Given text:
In this type of cell transistor, program characteristics or erase characteristics are deteriorated due to repeated program/erase operation at the time of use. Consequently, compared to the earliest time of use of the device, a program/erasing time increases and the amount of injection/release of electric charge in/from the floating gate decreases. As a result, the range of variation between the threshold voltage in the programmed state of the memory cell and the threshold voltage in the erased state thereof decreases.
In addition, with repetition of program/erase operations at the time of use, an electric field concentrates at the carriers trapped in the insulating film and insulation breakdown of the memory cell will take place. In such a case, it would be impossible to program/erase data in another cell which shares the control gate or source/drain region with the broken cell, or data would be erroneously read out from the memory cell.
For example, if a high program voltage is applied to the control gate shared by the broken cell, a leak current flows from the control gate to the semiconductor substrate through the insulating film of the broken cell. Consequently, problems such that the potential of the program voltage becomes lower than a predetermined level, the program operation is disabled or the power consumption increases, or the like, are occurred.
In the EEPROM, a program voltage and an erase voltage are produced by a high voltage generating circuit which boosts a power supply voltage Vcc to obtain a high voltage. The high voltage generating circuit is constituted by a booster circuit, which comprises a charge pump circuits cascade-connected in multi-stages, and a voltage limiting circuit connected to the final-stage charge pump circuit in the booster circuit.

Record set:
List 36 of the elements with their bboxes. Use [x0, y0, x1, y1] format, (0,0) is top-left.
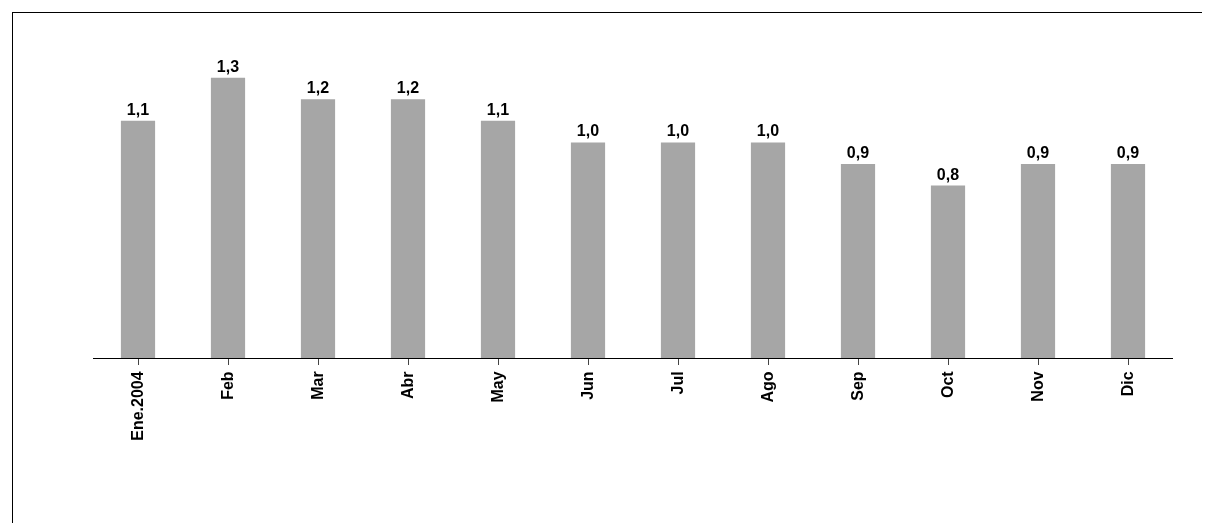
- bar: [750, 142, 786, 358]
- x-tick-label: Oct: [939, 370, 957, 399]
- data-label: 0,9: [1026, 143, 1050, 161]
- data-label: 1,3: [216, 57, 240, 75]
- data-label: 1,0: [756, 122, 780, 140]
- x-tick-label: Jul: [669, 371, 687, 395]
- bar: [120, 120, 156, 358]
- x-tick-label: Abr: [399, 371, 417, 399]
- data-label: 0,9: [846, 143, 870, 161]
- bar: [210, 77, 246, 358]
- data-label: 1,0: [666, 122, 690, 140]
- x-tick-label: Jun: [579, 371, 597, 400]
- data-label: 1,0: [576, 122, 600, 140]
- data-label: 0,8: [936, 165, 960, 183]
- bar: [1110, 163, 1146, 358]
- data-label: 1,1: [126, 100, 150, 118]
- bar: [930, 185, 966, 358]
- bar: [660, 142, 696, 358]
- x-tick-label: Dic: [1119, 371, 1137, 397]
- bar: [300, 99, 336, 358]
- x-tick-label: Mar: [309, 371, 327, 400]
- bar: [840, 163, 876, 358]
- bar: [570, 142, 606, 358]
- data-label: 1,2: [306, 79, 330, 97]
- data-label: 0,9: [1116, 143, 1140, 161]
- bar: [480, 120, 516, 358]
- x-tick-label: Feb: [219, 371, 237, 400]
- x-tick-label: Ago: [759, 371, 777, 403]
- data-label: 1,2: [396, 79, 420, 97]
- bar: [1020, 163, 1056, 358]
- x-tick-label: Nov: [1029, 371, 1047, 402]
- bar: [390, 99, 426, 358]
- data-label: 1,1: [486, 100, 510, 118]
- x-tick-label: May: [489, 371, 507, 403]
- x-tick-label: Ene.2004: [129, 371, 147, 441]
- x-tick-label: Sep: [849, 371, 867, 401]
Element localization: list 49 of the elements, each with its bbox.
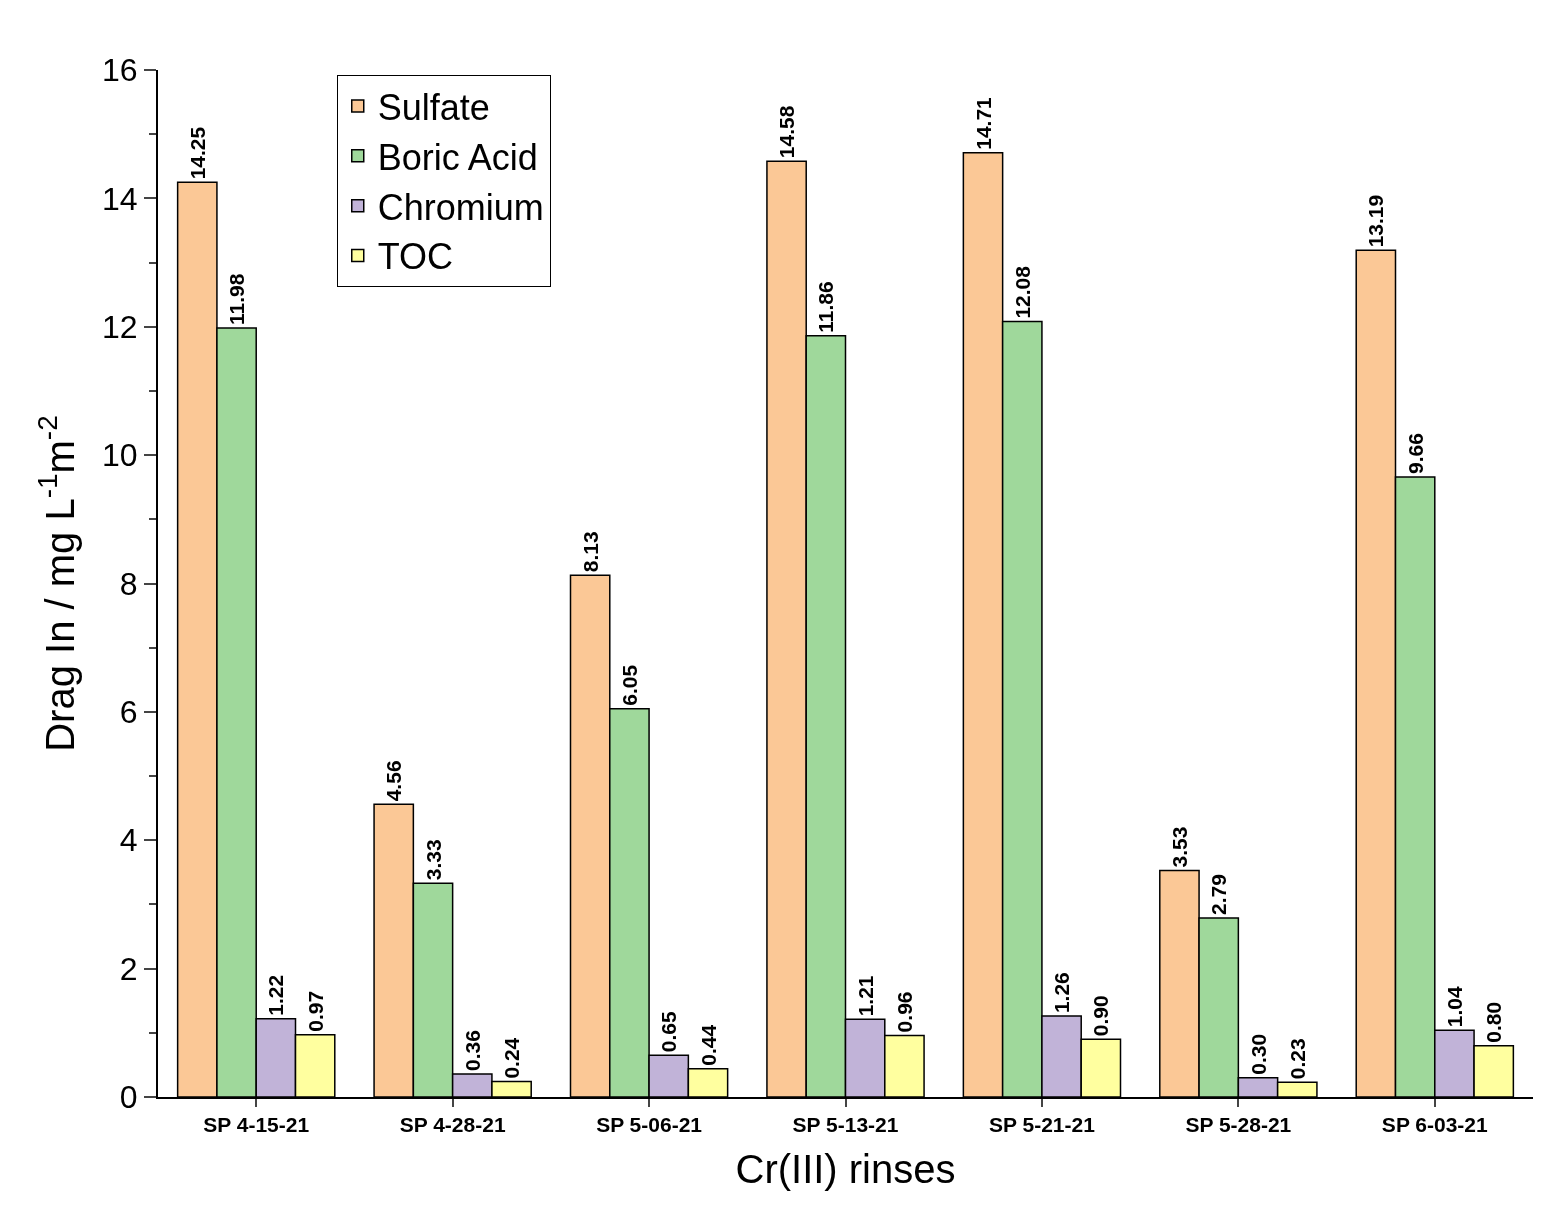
y-tick-label: 6 [119,694,138,731]
y-tick-label: 8 [119,565,138,602]
data-label: 1.22 [264,974,288,1016]
data-label: 4.56 [382,760,406,802]
y-tick-label: 14 [102,180,138,217]
data-label: 14.25 [185,126,209,180]
legend-label: TOC [377,236,454,278]
data-label: 11.98 [225,273,249,326]
data-label: 0.36 [460,1030,484,1071]
data-label: 1.26 [1050,972,1074,1014]
x-tick-label: SP 5-28-21 [1185,1113,1292,1137]
data-label: 0.44 [696,1024,720,1066]
data-label: 0.97 [303,990,327,1032]
data-label: 0.90 [1089,995,1113,1037]
legend-label: Boric Acid [377,136,538,178]
data-label: 9.66 [1403,433,1427,474]
x-tick-label: SP 6-03-21 [1381,1113,1489,1137]
data-label: 2.79 [1207,874,1231,915]
y-tick-label: 4 [119,822,138,859]
legend-label: Chromium [377,186,544,228]
data-label: 0.24 [500,1037,524,1079]
data-label: 0.23 [1285,1038,1309,1080]
data-label: 14.58 [775,105,799,159]
data-label: 12.08 [1010,265,1034,319]
legend-label: Sulfate [377,87,490,129]
x-axis-title: Cr(III) rinses [735,1147,956,1192]
x-tick-label: SP 4-28-21 [399,1113,506,1137]
x-tick-label: SP 5-06-21 [596,1113,703,1137]
data-label: 8.13 [578,531,602,573]
data-label: 1.21 [853,975,877,1017]
data-label: 6.05 [617,664,641,706]
data-label: 13.19 [1364,194,1388,248]
data-label: 3.33 [421,839,445,881]
y-tick-label: 12 [102,308,138,345]
y-tick-label: 16 [102,52,138,89]
y-tick-label: 0 [119,1079,138,1116]
data-label: 11.86 [814,281,838,333]
data-label: 1.04 [1442,986,1466,1028]
data-label: 3.53 [1167,826,1191,868]
y-tick-label: 10 [102,437,138,474]
x-tick-label: SP 4-15-21 [203,1113,310,1137]
x-tick-label: SP 5-13-21 [792,1113,899,1137]
data-label: 14.71 [971,96,995,150]
data-label: 0.80 [1482,1001,1506,1043]
x-tick-label: SP 5-21-21 [989,1113,1096,1137]
y-tick-label: 2 [119,950,138,987]
data-label: 0.96 [892,991,916,1033]
data-label: 0.30 [1246,1033,1270,1075]
data-label: 0.65 [657,1011,681,1053]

Task requirements:
1. Reproduce the part of the EEPROM passage that begins at the words "In the EEPROM, a" and stops after the words "the booster circuit.".
2. According to the EEPROM passage, what does the booster circuit comprise?

Exercise responses:
1.
In the EEPROM, a program voltage and an erase voltage are produced by a high voltage generating circuit which boosts a power supply voltage Vcc to obtain a high voltage. The high voltage generating circuit is constituted by a booster circuit, which comprises a charge pump circuits cascade-connected in multi-stages, and a voltage limiting circuit connected to the final-stage charge pump circuit in the booster circuit.

2. Charge pump circuits cascade-connected in multi-stages.